> Goal:
In the entries below, identify every line with the string "显示及报警功能" and copy it.
>> BEGIN
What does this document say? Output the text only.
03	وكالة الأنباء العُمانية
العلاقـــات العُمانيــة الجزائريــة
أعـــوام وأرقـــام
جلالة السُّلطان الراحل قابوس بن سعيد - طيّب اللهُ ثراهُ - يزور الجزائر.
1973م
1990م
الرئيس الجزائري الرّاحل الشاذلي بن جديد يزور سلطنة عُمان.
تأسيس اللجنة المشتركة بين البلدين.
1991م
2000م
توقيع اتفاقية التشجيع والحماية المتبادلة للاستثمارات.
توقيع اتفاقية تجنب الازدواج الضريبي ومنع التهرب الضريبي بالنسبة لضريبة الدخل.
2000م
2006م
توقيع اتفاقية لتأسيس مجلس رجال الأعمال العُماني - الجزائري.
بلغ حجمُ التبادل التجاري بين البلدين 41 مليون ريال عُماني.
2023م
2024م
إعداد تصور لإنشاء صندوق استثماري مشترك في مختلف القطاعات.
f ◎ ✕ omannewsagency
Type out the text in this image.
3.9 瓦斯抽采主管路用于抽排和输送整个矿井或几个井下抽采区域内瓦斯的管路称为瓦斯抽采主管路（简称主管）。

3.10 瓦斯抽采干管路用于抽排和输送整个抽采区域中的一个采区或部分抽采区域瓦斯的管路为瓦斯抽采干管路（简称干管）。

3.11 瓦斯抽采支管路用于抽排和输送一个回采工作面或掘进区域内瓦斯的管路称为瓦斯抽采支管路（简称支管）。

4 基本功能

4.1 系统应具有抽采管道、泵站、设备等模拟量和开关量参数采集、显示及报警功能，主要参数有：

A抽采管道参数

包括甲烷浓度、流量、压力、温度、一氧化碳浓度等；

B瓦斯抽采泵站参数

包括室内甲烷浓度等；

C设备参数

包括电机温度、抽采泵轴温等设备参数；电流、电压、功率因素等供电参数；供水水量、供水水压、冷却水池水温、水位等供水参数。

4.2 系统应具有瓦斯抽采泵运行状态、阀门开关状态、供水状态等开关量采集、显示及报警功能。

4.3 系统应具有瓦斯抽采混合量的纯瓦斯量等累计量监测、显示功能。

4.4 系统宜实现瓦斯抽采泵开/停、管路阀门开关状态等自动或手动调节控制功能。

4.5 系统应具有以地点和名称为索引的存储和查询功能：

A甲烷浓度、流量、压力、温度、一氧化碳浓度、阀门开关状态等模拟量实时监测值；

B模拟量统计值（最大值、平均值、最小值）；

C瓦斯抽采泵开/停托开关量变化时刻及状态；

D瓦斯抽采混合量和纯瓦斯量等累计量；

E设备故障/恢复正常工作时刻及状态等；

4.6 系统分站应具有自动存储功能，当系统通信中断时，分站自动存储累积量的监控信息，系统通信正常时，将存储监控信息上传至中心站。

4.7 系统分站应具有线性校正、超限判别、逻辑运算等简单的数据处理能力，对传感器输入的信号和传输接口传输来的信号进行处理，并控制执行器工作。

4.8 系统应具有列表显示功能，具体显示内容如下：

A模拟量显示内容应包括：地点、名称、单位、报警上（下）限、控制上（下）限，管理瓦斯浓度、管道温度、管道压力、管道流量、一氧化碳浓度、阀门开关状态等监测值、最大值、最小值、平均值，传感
>> END
> Output of the task:
4.1 系统应具有抽采管道、泵站、设备等模拟量和开关量参数采集、显示及报警功能，主要参数有：
4.2 系统应具有瓦斯抽采泵运行状态、阀门开关状态、供水状态等开关量采集、显示及报警功能。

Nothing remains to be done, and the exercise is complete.